Records about charts and figures:
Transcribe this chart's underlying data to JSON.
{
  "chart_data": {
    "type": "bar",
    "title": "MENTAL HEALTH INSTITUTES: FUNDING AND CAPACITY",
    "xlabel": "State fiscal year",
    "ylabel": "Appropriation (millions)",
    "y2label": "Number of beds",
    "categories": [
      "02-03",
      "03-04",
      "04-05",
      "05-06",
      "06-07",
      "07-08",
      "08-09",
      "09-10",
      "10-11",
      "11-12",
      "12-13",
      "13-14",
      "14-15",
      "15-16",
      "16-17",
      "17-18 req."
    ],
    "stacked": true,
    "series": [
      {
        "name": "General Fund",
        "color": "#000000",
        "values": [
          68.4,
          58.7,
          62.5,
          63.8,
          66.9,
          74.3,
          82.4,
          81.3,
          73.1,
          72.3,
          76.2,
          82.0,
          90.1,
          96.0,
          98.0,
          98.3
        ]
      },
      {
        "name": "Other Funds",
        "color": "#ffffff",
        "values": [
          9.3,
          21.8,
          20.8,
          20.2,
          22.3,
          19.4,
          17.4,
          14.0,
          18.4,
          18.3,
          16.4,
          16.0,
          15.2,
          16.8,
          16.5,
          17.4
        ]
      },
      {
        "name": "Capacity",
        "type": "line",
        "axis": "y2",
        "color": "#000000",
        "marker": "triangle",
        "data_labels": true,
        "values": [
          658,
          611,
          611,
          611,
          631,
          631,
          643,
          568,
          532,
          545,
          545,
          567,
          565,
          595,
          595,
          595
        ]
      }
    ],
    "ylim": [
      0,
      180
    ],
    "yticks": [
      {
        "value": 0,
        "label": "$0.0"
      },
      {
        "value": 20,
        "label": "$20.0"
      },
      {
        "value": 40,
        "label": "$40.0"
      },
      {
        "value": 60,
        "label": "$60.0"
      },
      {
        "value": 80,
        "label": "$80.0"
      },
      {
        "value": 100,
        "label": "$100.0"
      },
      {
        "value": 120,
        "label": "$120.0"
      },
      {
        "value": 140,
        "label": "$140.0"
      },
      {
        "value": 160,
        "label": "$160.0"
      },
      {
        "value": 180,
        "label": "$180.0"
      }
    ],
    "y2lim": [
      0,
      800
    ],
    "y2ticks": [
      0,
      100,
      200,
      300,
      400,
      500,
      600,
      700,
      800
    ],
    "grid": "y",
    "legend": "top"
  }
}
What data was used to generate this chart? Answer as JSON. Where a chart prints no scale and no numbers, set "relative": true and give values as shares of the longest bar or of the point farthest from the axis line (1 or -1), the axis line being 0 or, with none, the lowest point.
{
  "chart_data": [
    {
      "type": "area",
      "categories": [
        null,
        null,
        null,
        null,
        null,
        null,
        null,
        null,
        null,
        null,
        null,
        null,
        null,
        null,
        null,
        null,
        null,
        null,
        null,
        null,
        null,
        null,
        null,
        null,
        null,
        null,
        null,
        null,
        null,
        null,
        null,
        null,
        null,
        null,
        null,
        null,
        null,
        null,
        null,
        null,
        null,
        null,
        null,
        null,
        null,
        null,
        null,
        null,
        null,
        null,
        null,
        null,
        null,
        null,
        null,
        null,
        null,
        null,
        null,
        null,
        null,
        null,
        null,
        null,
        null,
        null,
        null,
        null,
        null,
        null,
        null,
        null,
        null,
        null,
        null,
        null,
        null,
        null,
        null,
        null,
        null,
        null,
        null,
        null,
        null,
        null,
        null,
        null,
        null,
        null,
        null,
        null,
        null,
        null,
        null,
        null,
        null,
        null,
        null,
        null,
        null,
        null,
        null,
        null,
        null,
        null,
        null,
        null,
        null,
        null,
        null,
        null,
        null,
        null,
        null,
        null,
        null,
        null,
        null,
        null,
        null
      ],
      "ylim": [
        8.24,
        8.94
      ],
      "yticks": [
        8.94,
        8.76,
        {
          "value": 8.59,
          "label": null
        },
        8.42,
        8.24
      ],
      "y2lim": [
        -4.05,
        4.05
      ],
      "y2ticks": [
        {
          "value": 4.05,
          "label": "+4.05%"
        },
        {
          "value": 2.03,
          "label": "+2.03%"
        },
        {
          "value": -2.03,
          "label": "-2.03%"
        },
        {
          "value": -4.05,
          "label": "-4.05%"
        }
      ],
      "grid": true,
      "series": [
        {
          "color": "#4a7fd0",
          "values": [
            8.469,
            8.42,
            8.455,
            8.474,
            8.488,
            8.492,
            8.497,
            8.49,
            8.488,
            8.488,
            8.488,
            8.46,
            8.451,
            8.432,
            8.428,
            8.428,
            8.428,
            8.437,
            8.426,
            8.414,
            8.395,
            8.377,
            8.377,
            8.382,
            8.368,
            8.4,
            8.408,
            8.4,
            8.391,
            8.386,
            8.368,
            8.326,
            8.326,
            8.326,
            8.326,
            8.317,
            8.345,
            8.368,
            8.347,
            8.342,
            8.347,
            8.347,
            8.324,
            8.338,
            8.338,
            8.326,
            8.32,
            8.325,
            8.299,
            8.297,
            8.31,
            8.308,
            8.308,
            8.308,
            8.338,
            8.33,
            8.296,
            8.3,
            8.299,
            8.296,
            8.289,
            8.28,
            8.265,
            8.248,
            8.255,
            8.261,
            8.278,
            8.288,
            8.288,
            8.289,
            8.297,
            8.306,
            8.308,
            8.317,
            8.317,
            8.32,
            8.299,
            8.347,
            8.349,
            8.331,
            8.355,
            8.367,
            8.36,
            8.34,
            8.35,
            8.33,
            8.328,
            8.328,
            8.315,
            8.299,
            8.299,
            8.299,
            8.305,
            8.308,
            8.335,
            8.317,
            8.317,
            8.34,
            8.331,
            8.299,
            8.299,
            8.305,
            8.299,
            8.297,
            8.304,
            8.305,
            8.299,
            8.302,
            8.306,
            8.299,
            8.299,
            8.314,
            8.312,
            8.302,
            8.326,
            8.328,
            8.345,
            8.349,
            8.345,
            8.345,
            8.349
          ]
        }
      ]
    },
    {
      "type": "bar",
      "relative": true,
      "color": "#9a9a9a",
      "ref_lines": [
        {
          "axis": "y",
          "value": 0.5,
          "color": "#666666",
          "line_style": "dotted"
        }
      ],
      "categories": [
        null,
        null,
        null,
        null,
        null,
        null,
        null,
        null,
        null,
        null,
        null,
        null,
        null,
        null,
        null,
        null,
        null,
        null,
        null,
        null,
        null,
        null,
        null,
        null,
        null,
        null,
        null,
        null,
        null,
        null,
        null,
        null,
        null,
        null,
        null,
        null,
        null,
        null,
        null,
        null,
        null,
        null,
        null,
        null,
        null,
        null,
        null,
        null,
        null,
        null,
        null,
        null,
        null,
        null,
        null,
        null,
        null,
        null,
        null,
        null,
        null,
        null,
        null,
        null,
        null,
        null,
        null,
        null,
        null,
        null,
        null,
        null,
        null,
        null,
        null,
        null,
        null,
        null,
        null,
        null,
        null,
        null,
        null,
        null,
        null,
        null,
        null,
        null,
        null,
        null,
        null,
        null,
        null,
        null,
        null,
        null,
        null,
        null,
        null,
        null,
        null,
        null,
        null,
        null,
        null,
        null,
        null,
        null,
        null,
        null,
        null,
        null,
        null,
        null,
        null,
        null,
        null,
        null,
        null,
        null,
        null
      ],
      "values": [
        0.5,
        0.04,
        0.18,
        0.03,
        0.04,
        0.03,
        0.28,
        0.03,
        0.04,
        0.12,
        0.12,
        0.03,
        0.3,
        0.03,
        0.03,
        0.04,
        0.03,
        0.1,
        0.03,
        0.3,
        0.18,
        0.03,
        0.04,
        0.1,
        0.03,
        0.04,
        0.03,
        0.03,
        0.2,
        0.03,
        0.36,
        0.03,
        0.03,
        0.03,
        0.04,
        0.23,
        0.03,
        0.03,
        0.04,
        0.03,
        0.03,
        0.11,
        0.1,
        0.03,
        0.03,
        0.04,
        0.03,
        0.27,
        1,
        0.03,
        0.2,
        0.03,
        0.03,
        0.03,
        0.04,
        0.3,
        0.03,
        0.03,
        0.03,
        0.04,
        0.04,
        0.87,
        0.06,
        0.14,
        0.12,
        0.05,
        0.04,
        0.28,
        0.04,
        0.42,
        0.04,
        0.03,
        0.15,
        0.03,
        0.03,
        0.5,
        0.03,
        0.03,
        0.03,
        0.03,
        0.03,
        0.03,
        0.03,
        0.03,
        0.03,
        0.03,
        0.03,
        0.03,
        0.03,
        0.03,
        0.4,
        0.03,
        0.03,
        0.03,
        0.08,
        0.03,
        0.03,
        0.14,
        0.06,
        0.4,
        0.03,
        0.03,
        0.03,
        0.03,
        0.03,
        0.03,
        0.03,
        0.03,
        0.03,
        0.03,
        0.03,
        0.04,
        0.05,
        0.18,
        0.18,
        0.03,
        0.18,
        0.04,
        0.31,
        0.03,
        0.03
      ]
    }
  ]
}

TASK OBJECTIVE: Where a line of the entries contains the word "relative", copy that line.

SOLUTION TO THE EXERCISE:
What data was used to generate this chart? Answer as JSON. Where a chart prints no scale and no numbers, set "relative": true and give values as shares of the longest bar or of the point farthest from the axis line (1 or -1), the axis line being 0 or, with none, the lowest point.
      "relative": true,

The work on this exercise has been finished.